• Problem description:
With the images removed, repeat the data below exactly.

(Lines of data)
%%

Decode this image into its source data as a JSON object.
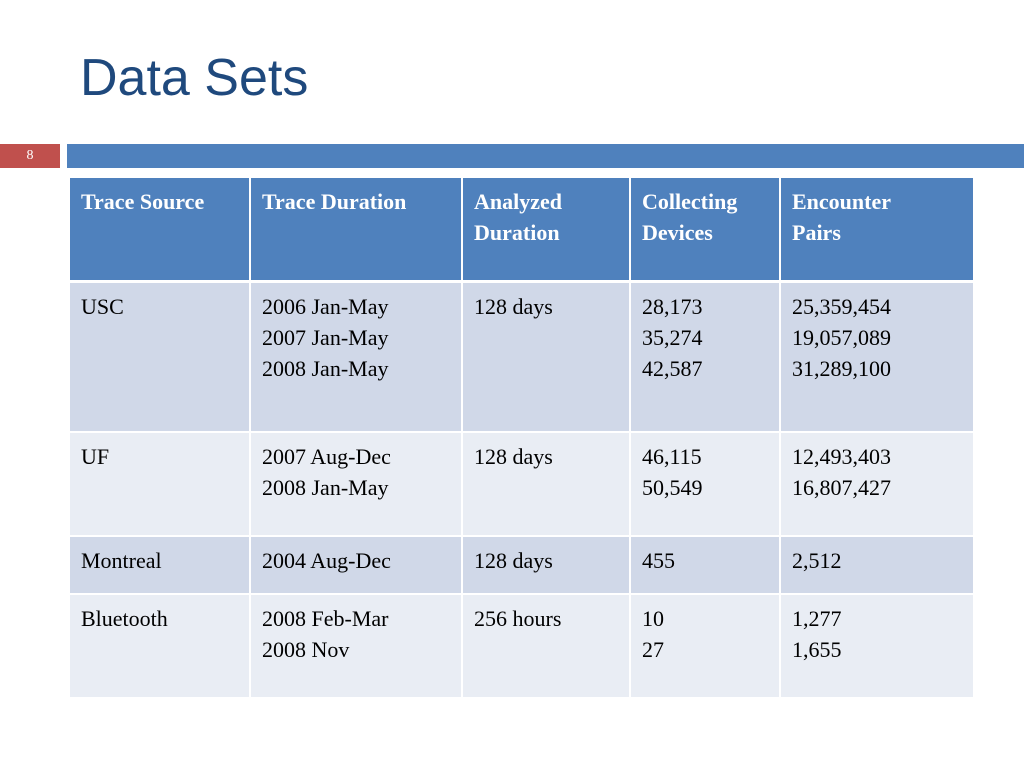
{
  "slide": {
    "title": "Data Sets",
    "number": "8"
  },
  "table": {
    "headers": [
      [
        "Trace Source"
      ],
      [
        "Trace Duration"
      ],
      [
        "Analyzed",
        "Duration"
      ],
      [
        "Collecting",
        "Devices"
      ],
      [
        "Encounter",
        "Pairs"
      ]
    ],
    "rows": [
      {
        "source": [
          "USC"
        ],
        "trace_duration": [
          "2006 Jan-May",
          "2007 Jan-May",
          "2008 Jan-May"
        ],
        "analyzed_duration": [
          "128 days"
        ],
        "collecting_devices": [
          "28,173",
          "35,274",
          "42,587"
        ],
        "encounter_pairs": [
          "25,359,454",
          "19,057,089",
          "31,289,100"
        ]
      },
      {
        "source": [
          "UF"
        ],
        "trace_duration": [
          "2007 Aug-Dec",
          "2008 Jan-May"
        ],
        "analyzed_duration": [
          "128 days"
        ],
        "collecting_devices": [
          "46,115",
          "50,549"
        ],
        "encounter_pairs": [
          "12,493,403",
          "16,807,427"
        ]
      },
      {
        "source": [
          "Montreal"
        ],
        "trace_duration": [
          "2004 Aug-Dec"
        ],
        "analyzed_duration": [
          "128 days"
        ],
        "collecting_devices": [
          "455"
        ],
        "encounter_pairs": [
          "2,512"
        ]
      },
      {
        "source": [
          "Bluetooth"
        ],
        "trace_duration": [
          "2008 Feb-Mar",
          "2008 Nov"
        ],
        "analyzed_duration": [
          "256 hours"
        ],
        "collecting_devices": [
          "10",
          "27"
        ],
        "encounter_pairs": [
          "1,277",
          "1,655"
        ]
      }
    ]
  },
  "colors": {
    "title": "#1f497d",
    "header_bg": "#4f81bd",
    "row_band_dark": "#d0d8e8",
    "row_band_light": "#e9edf4",
    "slide_number_bg": "#c0504d"
  }
}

%%

• Answer for this exercise:
Decode this image into its source data as a JSON object.
{
  "slide": {
    "title": "Data Sets",
    "number": "8"
  },
  "table": {
    "headers": [
      [
        "Trace Source"
      ],
      [
        "Trace Duration"
      ],
      [
        "Analyzed",
        "Duration"
      ],
      [
        "Collecting",
        "Devices"
      ],
      [
        "Encounter",
        "Pairs"
      ]
    ],
    "rows": [
      {
        "source": [
          "USC"
        ],
        "trace_duration": [
          "2006 Jan-May",
          "2007 Jan-May",
          "2008 Jan-May"
        ],
        "analyzed_duration": [
          "128 days"
        ],
        "collecting_devices": [
          "28,173",
          "35,274",
          "42,587"
        ],
        "encounter_pairs": [
          "25,359,454",
          "19,057,089",
          "31,289,100"
        ]
      },
      {
        "source": [
          "UF"
        ],
        "trace_duration": [
          "2007 Aug-Dec",
          "2008 Jan-May"
        ],
        "analyzed_duration": [
          "128 days"
        ],
        "collecting_devices": [
          "46,115",
          "50,549"
        ],
        "encounter_pairs": [
          "12,493,403",
          "16,807,427"
        ]
      },
      {
        "source": [
          "Montreal"
        ],
        "trace_duration": [
          "2004 Aug-Dec"
        ],
        "analyzed_duration": [
          "128 days"
        ],
        "collecting_devices": [
          "455"
        ],
        "encounter_pairs": [
          "2,512"
        ]
      },
      {
        "source": [
          "Bluetooth"
        ],
        "trace_duration": [
          "2008 Feb-Mar",
          "2008 Nov"
        ],
        "analyzed_duration": [
          "256 hours"
        ],
        "collecting_devices": [
          "10",
          "27"
        ],
        "encounter_pairs": [
          "1,277",
          "1,655"
        ]
      }
    ]
  },
  "colors": {
    "title": "#1f497d",
    "header_bg": "#4f81bd",
    "row_band_dark": "#d0d8e8",
    "row_band_light": "#e9edf4",
    "slide_number_bg": "#c0504d"
  }
}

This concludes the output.